--- TASK DESCRIPTION ---
Write out the full listing exactly as given, minus the images.

--- RECORDS SUPPLIED ---
▬▬▬▬▬▬
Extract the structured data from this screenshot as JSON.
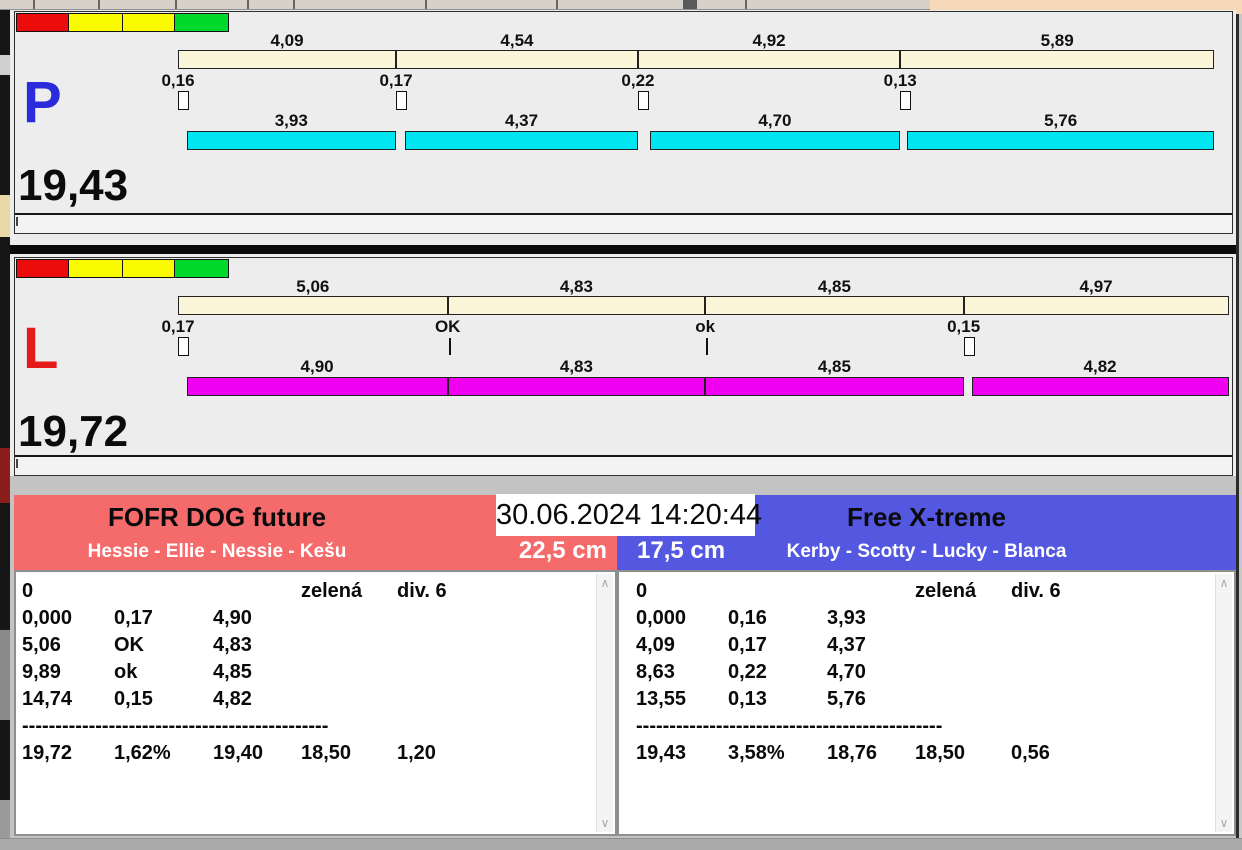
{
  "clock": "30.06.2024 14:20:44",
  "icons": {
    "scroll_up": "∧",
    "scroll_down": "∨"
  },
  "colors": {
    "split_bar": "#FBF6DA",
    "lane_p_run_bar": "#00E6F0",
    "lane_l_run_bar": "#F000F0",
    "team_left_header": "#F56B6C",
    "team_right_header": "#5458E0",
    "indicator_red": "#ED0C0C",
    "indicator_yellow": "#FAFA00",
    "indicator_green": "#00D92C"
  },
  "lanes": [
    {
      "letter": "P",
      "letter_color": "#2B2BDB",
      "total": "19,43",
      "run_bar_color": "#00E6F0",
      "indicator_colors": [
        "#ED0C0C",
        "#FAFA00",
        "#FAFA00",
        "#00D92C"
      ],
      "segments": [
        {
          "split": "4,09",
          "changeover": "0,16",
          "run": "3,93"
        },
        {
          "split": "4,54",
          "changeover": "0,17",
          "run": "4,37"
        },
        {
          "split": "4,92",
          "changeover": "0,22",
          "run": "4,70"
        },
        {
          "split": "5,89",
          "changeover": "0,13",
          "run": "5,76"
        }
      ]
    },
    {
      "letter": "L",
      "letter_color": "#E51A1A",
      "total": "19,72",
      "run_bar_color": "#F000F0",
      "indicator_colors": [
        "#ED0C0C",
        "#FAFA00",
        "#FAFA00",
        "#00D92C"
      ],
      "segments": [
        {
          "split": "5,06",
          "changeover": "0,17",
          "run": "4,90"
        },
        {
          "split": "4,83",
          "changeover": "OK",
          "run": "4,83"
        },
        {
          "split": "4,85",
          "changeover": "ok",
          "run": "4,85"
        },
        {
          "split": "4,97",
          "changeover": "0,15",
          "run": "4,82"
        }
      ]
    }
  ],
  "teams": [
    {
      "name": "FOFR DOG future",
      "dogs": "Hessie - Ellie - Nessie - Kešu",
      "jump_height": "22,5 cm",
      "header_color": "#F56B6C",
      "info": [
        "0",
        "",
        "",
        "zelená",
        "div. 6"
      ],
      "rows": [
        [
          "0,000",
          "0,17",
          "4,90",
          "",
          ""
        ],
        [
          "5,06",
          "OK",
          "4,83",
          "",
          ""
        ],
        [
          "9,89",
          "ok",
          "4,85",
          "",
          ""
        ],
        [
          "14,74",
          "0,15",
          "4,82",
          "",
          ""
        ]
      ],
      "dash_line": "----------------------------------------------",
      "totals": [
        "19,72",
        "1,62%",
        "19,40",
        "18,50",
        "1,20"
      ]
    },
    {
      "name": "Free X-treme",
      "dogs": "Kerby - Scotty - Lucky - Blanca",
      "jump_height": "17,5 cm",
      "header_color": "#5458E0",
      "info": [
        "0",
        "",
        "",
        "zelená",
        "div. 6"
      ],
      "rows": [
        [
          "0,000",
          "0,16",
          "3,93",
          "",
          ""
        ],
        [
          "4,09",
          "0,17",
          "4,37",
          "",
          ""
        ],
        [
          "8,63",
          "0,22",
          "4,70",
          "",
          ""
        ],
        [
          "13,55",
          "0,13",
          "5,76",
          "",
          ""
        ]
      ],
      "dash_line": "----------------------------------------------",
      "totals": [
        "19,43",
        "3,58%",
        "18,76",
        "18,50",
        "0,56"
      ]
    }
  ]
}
▬▬▬▬▬▬
--- FULL RESPONSE ---
Extract the structured data from this screenshot as JSON.
{
  "clock": "30.06.2024 14:20:44",
  "icons": {
    "scroll_up": "∧",
    "scroll_down": "∨"
  },
  "colors": {
    "split_bar": "#FBF6DA",
    "lane_p_run_bar": "#00E6F0",
    "lane_l_run_bar": "#F000F0",
    "team_left_header": "#F56B6C",
    "team_right_header": "#5458E0",
    "indicator_red": "#ED0C0C",
    "indicator_yellow": "#FAFA00",
    "indicator_green": "#00D92C"
  },
  "lanes": [
    {
      "letter": "P",
      "letter_color": "#2B2BDB",
      "total": "19,43",
      "run_bar_color": "#00E6F0",
      "indicator_colors": [
        "#ED0C0C",
        "#FAFA00",
        "#FAFA00",
        "#00D92C"
      ],
      "segments": [
        {
          "split": "4,09",
          "changeover": "0,16",
          "run": "3,93"
        },
        {
          "split": "4,54",
          "changeover": "0,17",
          "run": "4,37"
        },
        {
          "split": "4,92",
          "changeover": "0,22",
          "run": "4,70"
        },
        {
          "split": "5,89",
          "changeover": "0,13",
          "run": "5,76"
        }
      ]
    },
    {
      "letter": "L",
      "letter_color": "#E51A1A",
      "total": "19,72",
      "run_bar_color": "#F000F0",
      "indicator_colors": [
        "#ED0C0C",
        "#FAFA00",
        "#FAFA00",
        "#00D92C"
      ],
      "segments": [
        {
          "split": "5,06",
          "changeover": "0,17",
          "run": "4,90"
        },
        {
          "split": "4,83",
          "changeover": "OK",
          "run": "4,83"
        },
        {
          "split": "4,85",
          "changeover": "ok",
          "run": "4,85"
        },
        {
          "split": "4,97",
          "changeover": "0,15",
          "run": "4,82"
        }
      ]
    }
  ],
  "teams": [
    {
      "name": "FOFR DOG future",
      "dogs": "Hessie - Ellie - Nessie - Kešu",
      "jump_height": "22,5 cm",
      "header_color": "#F56B6C",
      "info": [
        "0",
        "",
        "",
        "zelená",
        "div. 6"
      ],
      "rows": [
        [
          "0,000",
          "0,17",
          "4,90",
          "",
          ""
        ],
        [
          "5,06",
          "OK",
          "4,83",
          "",
          ""
        ],
        [
          "9,89",
          "ok",
          "4,85",
          "",
          ""
        ],
        [
          "14,74",
          "0,15",
          "4,82",
          "",
          ""
        ]
      ],
      "dash_line": "----------------------------------------------",
      "totals": [
        "19,72",
        "1,62%",
        "19,40",
        "18,50",
        "1,20"
      ]
    },
    {
      "name": "Free X-treme",
      "dogs": "Kerby - Scotty - Lucky - Blanca",
      "jump_height": "17,5 cm",
      "header_color": "#5458E0",
      "info": [
        "0",
        "",
        "",
        "zelená",
        "div. 6"
      ],
      "rows": [
        [
          "0,000",
          "0,16",
          "3,93",
          "",
          ""
        ],
        [
          "4,09",
          "0,17",
          "4,37",
          "",
          ""
        ],
        [
          "8,63",
          "0,22",
          "4,70",
          "",
          ""
        ],
        [
          "13,55",
          "0,13",
          "5,76",
          "",
          ""
        ]
      ],
      "dash_line": "----------------------------------------------",
      "totals": [
        "19,43",
        "3,58%",
        "18,76",
        "18,50",
        "0,56"
      ]
    }
  ]
}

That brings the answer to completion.